The exercise => Find all the lines with "Taimienphi" and gather them.

-- start of Dataset records --

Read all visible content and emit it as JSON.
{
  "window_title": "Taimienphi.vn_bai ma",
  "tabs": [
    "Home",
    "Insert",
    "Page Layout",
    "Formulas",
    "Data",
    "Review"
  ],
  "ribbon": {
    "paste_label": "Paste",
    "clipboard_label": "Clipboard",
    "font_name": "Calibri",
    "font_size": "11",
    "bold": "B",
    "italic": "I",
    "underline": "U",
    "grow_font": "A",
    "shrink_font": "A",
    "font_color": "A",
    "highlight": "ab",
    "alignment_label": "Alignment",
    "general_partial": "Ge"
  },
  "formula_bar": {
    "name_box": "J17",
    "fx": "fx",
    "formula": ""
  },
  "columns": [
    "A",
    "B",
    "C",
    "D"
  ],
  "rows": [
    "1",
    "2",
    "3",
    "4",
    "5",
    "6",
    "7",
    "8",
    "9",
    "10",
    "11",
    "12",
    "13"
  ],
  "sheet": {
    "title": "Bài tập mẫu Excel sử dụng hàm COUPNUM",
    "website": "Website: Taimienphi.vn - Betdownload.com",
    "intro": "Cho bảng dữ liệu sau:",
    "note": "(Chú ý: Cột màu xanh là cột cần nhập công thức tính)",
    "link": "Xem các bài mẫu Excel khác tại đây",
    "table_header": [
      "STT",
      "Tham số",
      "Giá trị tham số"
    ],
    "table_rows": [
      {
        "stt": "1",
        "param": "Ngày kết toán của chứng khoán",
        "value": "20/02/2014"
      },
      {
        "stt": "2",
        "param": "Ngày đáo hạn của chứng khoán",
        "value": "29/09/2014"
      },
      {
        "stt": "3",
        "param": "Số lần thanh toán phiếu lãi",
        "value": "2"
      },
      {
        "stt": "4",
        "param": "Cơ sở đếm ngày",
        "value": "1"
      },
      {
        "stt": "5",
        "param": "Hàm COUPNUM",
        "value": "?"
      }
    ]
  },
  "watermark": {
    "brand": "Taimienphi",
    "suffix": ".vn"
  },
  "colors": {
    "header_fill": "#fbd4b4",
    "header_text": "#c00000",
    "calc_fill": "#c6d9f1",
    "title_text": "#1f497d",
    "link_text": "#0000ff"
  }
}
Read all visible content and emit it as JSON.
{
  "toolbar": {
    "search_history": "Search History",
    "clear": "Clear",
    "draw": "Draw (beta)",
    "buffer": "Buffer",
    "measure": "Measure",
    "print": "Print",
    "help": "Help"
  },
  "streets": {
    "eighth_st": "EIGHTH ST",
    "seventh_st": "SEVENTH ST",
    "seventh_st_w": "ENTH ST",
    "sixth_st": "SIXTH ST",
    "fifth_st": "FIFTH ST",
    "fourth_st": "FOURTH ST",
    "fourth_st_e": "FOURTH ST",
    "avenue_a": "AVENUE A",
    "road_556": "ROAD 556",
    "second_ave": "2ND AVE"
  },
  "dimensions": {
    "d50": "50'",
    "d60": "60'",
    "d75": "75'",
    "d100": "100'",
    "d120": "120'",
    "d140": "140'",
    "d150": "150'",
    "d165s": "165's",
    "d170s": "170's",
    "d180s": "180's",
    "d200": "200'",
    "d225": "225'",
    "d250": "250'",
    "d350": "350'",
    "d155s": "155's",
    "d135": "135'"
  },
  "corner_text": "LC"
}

-- end of Dataset records --

Completed exercise =>
  "window_title": "Taimienphi.vn_bai ma",
    "website": "Website: Taimienphi.vn - Betdownload.com",
    "brand": "Taimienphi",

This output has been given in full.